▸ **Problem description**: Using the records below, please work out how many lines contain "screenshot"; answer with the number alone.

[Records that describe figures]
--- start ---
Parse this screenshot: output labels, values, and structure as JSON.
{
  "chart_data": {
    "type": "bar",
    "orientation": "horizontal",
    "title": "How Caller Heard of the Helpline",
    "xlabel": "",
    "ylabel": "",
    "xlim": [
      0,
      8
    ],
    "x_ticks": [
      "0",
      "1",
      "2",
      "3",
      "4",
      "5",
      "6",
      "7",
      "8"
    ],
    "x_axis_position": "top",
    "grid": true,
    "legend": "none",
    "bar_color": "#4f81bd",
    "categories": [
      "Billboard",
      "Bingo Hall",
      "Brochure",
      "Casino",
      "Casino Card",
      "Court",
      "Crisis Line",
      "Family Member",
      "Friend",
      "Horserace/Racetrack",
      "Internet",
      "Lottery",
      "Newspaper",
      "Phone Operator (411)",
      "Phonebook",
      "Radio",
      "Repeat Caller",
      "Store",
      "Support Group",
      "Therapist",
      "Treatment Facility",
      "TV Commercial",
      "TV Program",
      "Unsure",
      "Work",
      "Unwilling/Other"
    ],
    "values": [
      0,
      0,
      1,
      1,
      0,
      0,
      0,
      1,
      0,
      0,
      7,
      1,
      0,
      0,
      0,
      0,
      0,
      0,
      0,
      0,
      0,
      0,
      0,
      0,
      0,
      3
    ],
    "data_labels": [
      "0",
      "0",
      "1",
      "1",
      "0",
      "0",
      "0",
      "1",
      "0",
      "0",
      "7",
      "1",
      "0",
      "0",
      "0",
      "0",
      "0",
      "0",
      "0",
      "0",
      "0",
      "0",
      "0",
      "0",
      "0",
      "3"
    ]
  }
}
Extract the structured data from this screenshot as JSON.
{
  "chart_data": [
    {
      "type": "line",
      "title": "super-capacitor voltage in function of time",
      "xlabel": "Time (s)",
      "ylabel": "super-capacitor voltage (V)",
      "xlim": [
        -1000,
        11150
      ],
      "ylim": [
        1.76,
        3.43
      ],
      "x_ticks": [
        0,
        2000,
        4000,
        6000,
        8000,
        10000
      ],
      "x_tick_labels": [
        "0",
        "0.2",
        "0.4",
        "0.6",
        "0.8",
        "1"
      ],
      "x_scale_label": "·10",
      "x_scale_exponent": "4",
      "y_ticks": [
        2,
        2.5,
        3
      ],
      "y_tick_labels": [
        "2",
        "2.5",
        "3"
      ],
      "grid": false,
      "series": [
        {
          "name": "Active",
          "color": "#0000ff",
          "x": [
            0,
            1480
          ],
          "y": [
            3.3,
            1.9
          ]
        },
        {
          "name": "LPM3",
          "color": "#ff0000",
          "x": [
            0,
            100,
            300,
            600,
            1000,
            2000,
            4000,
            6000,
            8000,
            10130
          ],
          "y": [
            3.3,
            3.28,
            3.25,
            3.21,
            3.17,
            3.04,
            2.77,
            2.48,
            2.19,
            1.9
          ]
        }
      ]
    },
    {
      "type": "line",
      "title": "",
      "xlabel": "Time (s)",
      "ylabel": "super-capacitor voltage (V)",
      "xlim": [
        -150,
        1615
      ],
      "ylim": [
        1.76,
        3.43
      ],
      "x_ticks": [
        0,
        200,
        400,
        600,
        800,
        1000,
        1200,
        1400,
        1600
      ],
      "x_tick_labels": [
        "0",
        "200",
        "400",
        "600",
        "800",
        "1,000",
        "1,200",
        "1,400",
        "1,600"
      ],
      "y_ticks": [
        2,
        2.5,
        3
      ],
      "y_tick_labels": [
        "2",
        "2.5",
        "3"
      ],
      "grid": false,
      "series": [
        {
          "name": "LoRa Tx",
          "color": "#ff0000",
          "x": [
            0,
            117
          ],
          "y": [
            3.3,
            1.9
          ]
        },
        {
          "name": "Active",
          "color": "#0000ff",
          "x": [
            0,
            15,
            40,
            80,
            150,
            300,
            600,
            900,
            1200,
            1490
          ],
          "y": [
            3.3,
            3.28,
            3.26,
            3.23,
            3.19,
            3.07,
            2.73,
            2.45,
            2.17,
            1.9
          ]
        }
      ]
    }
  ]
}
--- end ---
▸ **Correct output**: 2